• [What the exercise asks] Below are entries; tally how many lines hold the string "ylabel" and answer with only that figure.

• [Given entries]

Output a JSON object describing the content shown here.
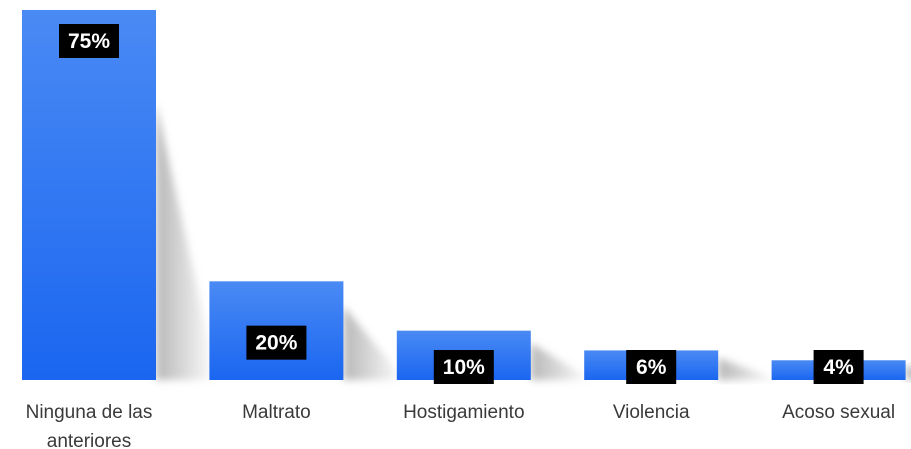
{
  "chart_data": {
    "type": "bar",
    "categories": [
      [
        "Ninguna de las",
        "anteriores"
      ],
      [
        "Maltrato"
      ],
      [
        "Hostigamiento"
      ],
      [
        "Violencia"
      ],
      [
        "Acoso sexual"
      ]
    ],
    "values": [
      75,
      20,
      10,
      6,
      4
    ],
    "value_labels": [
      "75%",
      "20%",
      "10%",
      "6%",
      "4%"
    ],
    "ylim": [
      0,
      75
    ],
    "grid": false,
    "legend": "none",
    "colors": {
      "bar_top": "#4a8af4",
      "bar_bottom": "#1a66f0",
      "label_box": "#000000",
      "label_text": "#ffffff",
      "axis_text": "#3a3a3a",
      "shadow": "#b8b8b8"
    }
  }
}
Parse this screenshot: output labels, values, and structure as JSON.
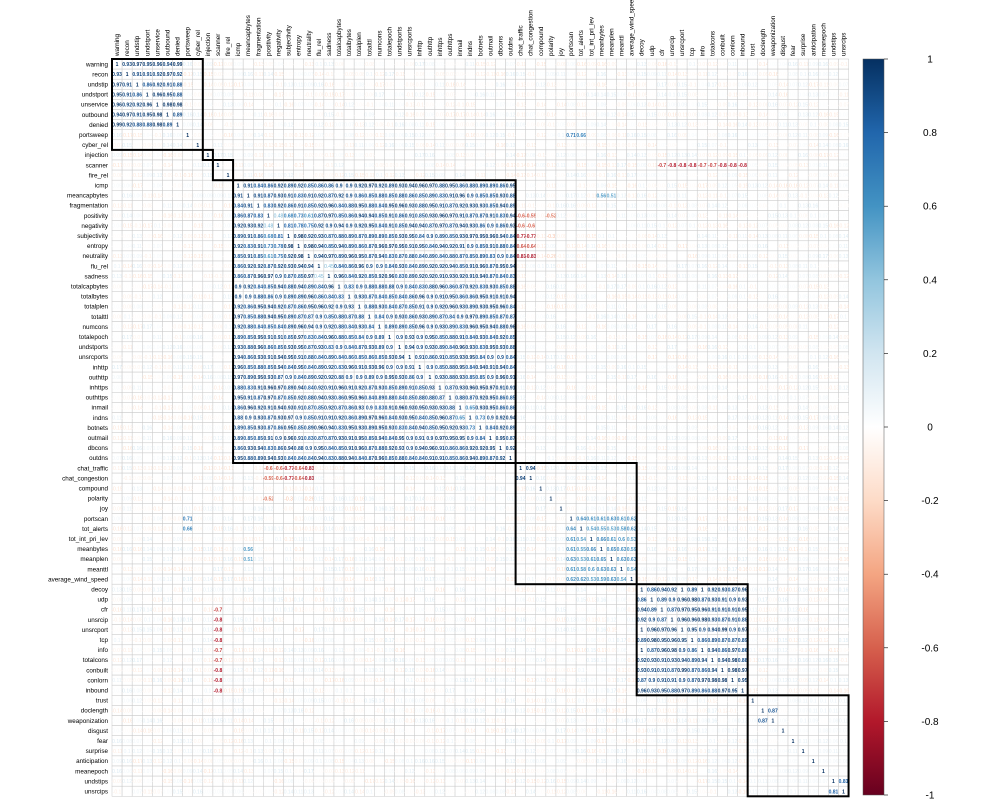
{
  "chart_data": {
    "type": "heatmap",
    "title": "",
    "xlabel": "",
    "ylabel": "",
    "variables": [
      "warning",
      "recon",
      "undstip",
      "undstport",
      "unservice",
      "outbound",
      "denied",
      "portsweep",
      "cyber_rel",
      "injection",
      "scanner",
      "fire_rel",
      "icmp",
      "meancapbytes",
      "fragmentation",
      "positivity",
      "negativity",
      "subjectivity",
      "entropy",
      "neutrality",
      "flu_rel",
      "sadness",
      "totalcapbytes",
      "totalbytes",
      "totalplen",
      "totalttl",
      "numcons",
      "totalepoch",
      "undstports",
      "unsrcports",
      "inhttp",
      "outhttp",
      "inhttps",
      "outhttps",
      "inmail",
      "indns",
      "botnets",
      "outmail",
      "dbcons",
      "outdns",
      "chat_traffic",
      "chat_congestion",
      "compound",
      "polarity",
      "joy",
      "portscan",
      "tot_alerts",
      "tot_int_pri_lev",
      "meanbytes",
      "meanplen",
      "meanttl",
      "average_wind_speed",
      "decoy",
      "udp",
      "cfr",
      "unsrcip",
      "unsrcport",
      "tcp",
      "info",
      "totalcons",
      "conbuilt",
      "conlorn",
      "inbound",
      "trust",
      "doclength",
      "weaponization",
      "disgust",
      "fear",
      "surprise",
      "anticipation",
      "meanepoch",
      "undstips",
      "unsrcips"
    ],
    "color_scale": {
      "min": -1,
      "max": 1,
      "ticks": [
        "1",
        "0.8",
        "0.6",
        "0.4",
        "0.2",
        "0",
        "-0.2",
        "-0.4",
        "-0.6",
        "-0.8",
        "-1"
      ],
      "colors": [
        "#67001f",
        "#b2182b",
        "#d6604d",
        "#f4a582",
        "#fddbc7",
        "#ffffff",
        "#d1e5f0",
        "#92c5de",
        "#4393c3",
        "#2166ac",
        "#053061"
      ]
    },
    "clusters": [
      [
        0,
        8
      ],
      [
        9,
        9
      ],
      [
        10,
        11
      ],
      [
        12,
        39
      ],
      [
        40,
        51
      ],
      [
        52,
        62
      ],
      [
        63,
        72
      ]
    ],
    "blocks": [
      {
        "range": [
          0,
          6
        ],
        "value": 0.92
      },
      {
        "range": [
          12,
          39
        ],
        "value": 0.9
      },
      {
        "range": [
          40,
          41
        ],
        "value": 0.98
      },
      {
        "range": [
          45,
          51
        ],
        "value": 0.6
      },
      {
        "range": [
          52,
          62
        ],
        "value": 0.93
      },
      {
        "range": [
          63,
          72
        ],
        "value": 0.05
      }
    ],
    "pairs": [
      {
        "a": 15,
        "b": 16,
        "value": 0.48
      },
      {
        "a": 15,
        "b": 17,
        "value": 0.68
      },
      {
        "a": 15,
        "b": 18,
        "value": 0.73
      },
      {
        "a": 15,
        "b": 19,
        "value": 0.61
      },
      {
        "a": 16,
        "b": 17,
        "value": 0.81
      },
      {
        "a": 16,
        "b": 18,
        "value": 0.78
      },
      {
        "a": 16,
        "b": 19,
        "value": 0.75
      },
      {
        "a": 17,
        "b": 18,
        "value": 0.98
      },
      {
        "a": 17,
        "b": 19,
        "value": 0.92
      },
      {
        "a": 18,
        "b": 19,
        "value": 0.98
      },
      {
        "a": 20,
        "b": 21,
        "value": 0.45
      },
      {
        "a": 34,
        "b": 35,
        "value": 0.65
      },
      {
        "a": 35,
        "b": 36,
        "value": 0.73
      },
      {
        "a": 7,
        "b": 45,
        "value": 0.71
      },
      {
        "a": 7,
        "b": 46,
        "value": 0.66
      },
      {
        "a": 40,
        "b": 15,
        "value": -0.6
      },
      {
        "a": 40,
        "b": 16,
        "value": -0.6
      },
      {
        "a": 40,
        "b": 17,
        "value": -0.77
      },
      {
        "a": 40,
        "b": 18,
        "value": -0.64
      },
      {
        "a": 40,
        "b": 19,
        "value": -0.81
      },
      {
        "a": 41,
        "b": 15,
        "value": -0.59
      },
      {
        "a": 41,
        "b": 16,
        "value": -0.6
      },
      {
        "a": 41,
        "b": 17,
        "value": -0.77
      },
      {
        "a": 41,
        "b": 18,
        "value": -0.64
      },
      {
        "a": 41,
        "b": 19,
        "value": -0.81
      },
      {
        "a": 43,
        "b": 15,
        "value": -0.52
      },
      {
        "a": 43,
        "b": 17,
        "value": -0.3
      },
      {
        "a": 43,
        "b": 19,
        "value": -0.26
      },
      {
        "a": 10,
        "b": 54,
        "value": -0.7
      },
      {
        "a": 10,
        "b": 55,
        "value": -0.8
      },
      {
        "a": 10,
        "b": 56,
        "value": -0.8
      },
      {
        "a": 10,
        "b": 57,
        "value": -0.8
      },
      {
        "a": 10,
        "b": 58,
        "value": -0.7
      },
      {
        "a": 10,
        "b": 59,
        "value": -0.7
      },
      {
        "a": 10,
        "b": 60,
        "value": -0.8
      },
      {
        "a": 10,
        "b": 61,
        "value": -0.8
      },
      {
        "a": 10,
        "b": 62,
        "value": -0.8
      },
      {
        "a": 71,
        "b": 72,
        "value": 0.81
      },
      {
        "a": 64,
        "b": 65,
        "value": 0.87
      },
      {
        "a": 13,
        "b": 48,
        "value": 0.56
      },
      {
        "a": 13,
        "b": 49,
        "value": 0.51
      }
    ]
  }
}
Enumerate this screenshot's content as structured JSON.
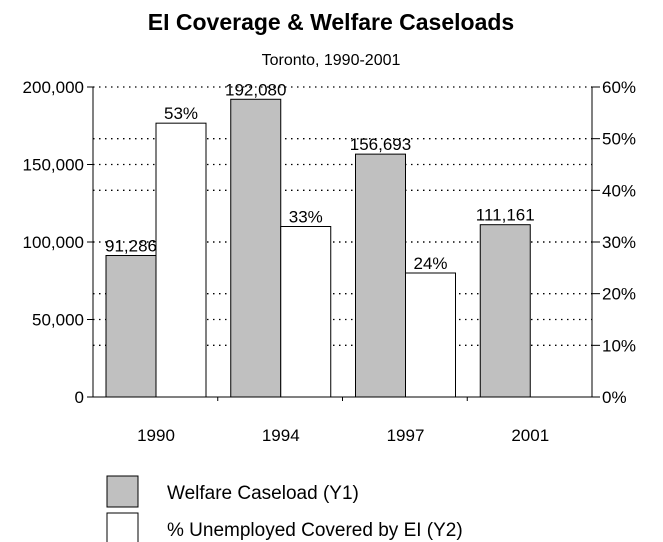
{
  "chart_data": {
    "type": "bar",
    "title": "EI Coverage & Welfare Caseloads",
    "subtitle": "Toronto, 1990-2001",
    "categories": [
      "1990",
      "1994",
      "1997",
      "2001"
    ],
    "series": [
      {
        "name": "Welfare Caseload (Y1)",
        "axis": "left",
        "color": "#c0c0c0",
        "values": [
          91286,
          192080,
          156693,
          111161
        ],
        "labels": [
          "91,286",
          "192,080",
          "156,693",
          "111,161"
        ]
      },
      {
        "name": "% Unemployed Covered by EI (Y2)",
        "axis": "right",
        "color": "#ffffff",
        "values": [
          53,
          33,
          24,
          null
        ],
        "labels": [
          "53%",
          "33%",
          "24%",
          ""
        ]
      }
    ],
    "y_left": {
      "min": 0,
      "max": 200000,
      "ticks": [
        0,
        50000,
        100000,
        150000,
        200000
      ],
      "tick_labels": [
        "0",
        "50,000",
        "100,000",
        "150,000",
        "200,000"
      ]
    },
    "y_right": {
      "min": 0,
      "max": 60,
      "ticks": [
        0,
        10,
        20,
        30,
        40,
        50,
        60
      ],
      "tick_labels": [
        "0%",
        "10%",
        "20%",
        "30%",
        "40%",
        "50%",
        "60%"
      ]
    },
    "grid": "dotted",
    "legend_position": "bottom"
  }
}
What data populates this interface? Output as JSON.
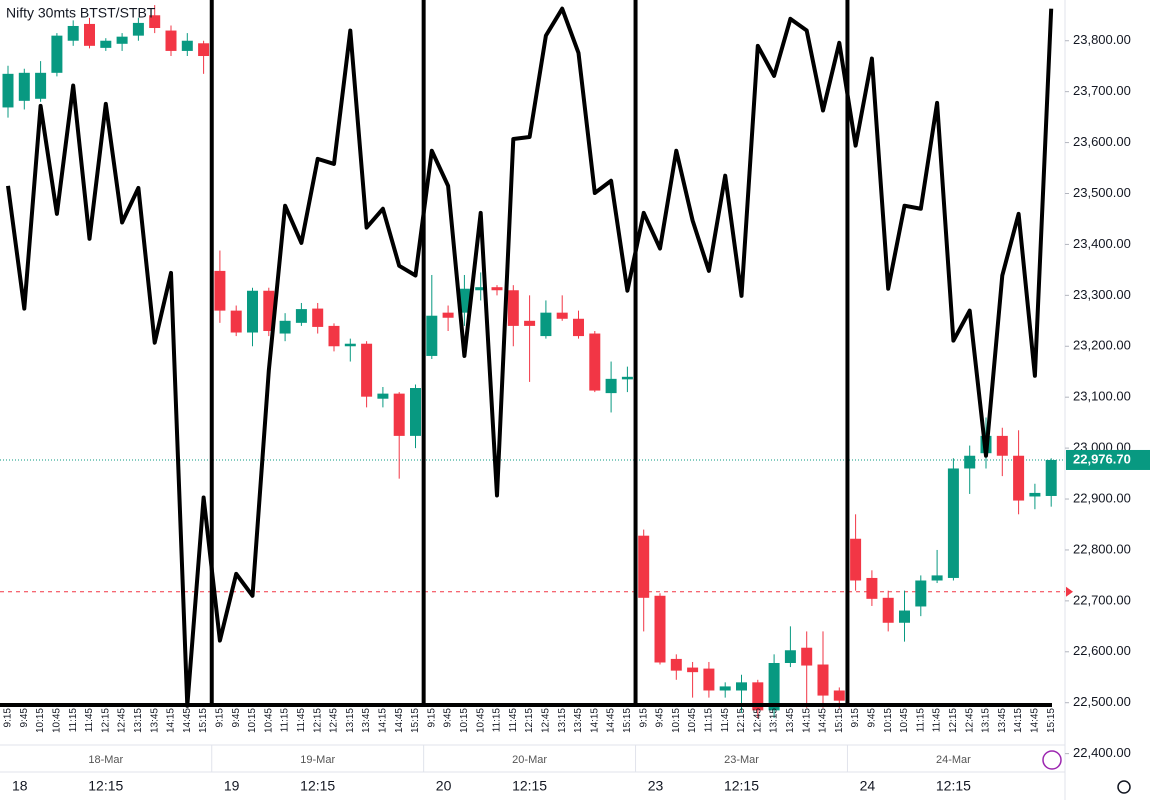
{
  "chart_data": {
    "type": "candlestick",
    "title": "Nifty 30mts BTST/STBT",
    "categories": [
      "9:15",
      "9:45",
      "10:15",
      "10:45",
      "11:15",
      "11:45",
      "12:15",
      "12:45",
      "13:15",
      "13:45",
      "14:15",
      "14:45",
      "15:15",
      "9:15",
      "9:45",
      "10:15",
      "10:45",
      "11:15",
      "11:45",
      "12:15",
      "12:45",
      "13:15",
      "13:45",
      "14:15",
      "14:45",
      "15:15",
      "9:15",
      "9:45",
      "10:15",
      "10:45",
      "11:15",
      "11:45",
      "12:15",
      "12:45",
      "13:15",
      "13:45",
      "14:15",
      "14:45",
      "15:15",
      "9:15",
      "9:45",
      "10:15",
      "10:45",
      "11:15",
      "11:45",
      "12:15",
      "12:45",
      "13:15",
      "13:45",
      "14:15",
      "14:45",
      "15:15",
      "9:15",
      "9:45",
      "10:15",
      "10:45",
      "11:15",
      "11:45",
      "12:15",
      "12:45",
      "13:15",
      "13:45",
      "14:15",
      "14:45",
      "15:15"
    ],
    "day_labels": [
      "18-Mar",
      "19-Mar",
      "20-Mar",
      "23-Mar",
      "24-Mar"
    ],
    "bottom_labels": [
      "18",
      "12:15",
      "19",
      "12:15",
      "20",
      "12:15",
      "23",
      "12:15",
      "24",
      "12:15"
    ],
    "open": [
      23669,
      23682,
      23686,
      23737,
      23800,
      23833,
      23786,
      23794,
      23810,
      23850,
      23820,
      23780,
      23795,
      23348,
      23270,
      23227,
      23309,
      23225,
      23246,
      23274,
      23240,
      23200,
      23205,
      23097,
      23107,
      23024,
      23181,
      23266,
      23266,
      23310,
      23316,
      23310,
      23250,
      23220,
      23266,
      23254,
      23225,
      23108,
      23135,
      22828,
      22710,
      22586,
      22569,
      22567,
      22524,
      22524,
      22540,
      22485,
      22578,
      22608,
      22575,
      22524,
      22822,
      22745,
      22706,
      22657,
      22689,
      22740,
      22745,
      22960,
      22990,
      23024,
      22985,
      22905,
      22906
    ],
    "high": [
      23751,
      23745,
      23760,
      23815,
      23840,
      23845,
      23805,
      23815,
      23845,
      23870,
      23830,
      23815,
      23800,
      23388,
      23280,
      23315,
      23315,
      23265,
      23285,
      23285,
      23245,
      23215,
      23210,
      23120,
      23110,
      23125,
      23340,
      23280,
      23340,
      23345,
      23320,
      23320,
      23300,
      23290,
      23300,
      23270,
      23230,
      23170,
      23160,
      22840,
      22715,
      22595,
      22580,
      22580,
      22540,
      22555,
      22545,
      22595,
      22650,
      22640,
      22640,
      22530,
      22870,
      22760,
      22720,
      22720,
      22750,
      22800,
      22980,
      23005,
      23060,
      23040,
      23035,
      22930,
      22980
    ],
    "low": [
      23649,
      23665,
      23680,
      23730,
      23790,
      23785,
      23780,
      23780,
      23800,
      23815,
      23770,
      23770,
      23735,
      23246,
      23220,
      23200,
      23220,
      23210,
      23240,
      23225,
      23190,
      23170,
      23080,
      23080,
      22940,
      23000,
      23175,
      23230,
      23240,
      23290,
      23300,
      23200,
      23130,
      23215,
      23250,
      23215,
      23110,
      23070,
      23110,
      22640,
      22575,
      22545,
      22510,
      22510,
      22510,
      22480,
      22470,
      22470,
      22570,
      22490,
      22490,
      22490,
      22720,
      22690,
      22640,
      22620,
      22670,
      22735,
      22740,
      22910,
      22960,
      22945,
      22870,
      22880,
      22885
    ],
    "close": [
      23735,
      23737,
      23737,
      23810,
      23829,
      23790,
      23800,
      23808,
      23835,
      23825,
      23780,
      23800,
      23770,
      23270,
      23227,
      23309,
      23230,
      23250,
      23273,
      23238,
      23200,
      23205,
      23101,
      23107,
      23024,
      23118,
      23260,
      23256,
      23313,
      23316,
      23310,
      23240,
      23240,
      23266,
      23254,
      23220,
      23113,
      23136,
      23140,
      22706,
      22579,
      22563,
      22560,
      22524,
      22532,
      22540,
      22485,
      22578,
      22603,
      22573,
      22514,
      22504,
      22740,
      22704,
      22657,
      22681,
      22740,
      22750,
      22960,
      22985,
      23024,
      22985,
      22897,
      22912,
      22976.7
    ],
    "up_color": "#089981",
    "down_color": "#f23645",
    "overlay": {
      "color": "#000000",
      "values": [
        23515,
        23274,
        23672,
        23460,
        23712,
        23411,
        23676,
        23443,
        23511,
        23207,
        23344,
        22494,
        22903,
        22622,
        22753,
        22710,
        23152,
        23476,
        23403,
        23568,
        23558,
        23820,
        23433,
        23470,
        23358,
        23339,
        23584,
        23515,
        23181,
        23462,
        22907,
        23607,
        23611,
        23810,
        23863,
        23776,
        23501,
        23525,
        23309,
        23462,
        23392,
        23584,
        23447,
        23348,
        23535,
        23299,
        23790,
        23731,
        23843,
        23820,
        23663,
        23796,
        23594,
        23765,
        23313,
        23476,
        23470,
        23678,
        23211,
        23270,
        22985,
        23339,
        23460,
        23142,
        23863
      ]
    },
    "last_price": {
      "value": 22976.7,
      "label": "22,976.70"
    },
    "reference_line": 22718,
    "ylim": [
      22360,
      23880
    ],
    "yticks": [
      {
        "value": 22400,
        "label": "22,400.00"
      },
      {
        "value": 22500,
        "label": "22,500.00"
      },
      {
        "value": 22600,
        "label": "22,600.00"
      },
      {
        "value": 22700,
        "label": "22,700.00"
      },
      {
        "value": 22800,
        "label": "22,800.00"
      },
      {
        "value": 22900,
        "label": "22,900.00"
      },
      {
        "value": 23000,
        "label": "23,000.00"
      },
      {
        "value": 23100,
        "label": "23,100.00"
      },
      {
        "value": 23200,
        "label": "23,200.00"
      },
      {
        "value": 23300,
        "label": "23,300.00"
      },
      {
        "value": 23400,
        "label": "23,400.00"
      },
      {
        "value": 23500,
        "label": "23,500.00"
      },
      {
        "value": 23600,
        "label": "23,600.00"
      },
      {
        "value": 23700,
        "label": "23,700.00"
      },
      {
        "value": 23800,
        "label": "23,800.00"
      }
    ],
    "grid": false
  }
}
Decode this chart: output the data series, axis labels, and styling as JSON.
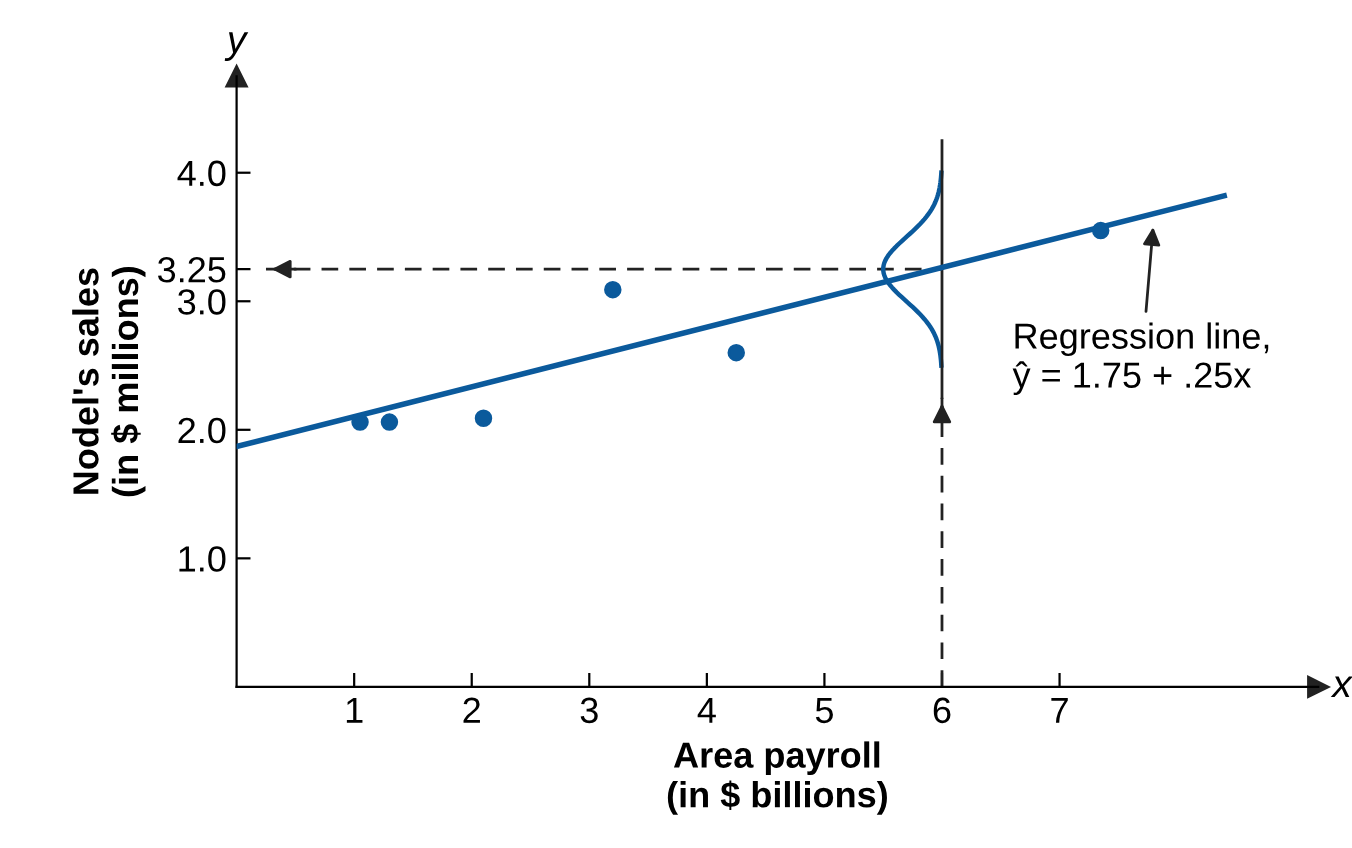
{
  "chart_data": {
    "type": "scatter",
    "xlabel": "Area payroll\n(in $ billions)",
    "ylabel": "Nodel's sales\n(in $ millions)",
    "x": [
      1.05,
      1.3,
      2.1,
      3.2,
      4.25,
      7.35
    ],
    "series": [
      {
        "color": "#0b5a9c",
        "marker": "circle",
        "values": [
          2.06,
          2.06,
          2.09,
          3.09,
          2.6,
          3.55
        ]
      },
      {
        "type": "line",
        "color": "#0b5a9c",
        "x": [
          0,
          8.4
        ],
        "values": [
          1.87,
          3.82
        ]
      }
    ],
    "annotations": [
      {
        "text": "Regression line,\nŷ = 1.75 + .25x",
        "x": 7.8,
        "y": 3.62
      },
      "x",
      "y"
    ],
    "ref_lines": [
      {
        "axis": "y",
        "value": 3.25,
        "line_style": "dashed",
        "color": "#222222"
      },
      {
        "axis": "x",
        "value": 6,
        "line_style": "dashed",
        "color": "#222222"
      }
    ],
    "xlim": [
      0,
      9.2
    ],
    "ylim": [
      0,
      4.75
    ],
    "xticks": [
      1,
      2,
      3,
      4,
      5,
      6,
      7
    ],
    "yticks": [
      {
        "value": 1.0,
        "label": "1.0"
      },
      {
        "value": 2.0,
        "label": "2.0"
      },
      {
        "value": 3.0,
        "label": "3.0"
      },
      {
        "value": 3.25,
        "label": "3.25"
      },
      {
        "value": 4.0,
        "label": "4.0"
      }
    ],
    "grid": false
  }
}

• [Result] 2